_Teks yang diberikan_:
'''

Pendidikan adalah sebagai dasar manusia memahami ilmu kehidupan yaitu Ilmu sains, agama, hukum, sosial, budaya, ekonomi, kesehatan, bahasa dan ilmu lainnya. Banyak para ahli memberikan gambaran kehidupan sebaik mungkin pada generasinya, bertujuan pendidikan sebagai dasar ilmu kehidupan yang takkan pernah hilang ditelan masa.

Kembali ku merenung dalam perjalanan pulang kerja hari ini. Ku mengingat-ingat hari ini adalah Hardiknas di masa Corona. Sungguh menyedihkan, pikirku. Banyak sekali agenda yang bisa digagas, seharusnya. Tapi, apalah daya kita sebagai manusia yang berencana. Allah juga yang menghendakinya.

Bayangan seorang guru kembali terlintas dalam benakku.

"Bu Gemiati." Nyeri tak karuan aku menyebutkan namanya.

Sosok guru hebat, bagiku. Beliau guru pendidikan Bahasa Inggris yang ulet dan sangat penyayang. Cara mengajarnya sangat berbeda dari guru yang lain. Ia yang sabar, ulet, penyayang dan tak pernah membedakan kasih sayang pada murid-muridnya. Aku bangga pernah mengenalnya.

'''

_Informasi yang diberikan_:
'''

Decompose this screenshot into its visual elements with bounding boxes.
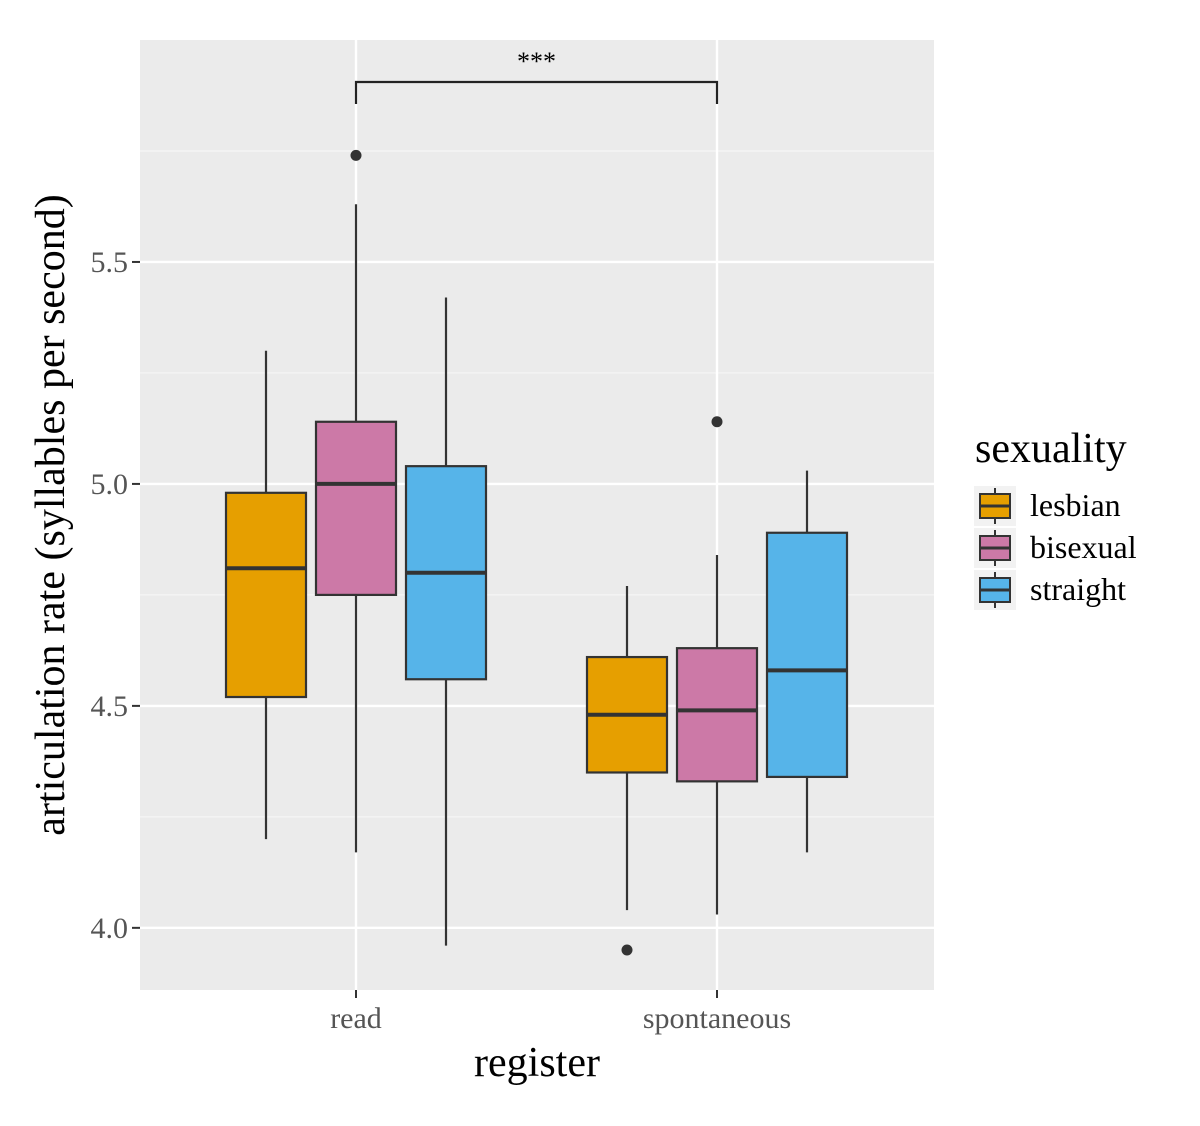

'''

_Tujuan 1_:
Jawab pertanyaan berikut berdasarkan teks tentang pendidikan.
(a) Ilmu apa saja yang disebut sebagai ilmu kehidupan?
(b) Hari itu diingat sebagai hari apa?
(c) Bu Gemiati mengajar pelajaran apa?
_Tujuan 2_:
Tukar "Hardiknas" dengan "Hari Pendidikan Nasional" dalam bagian teks tentang pendidikan mulai dari "Kembali ku merenung" sampai dengan "aku menyebutkan namanya.", lalu tuliskan bagian itu kembali.

_Jawaban lengkap 1_:
(a) Ilmu sains, agama, hukum, sosial, budaya, ekonomi, kesehatan, bahasa, dan ilmu lainnya.
(b) Hardiknas di masa Corona.
(c) Pendidikan Bahasa Inggris.

_Jawaban lengkap 2_:
Kembali ku merenung dalam perjalanan pulang kerja hari ini. Ku mengingat-ingat hari ini adalah Hari Pendidikan Nasional di masa Corona. Sungguh menyedihkan, pikirku. Banyak sekali agenda yang bisa digagas, seharusnya. Tapi, apalah daya kita sebagai manusia yang berencana. Allah juga yang menghendakinya.

Bayangan seorang guru kembali terlintas dalam benakku.

"Bu Gemiati." Nyeri tak karuan aku menyebutkan namanya.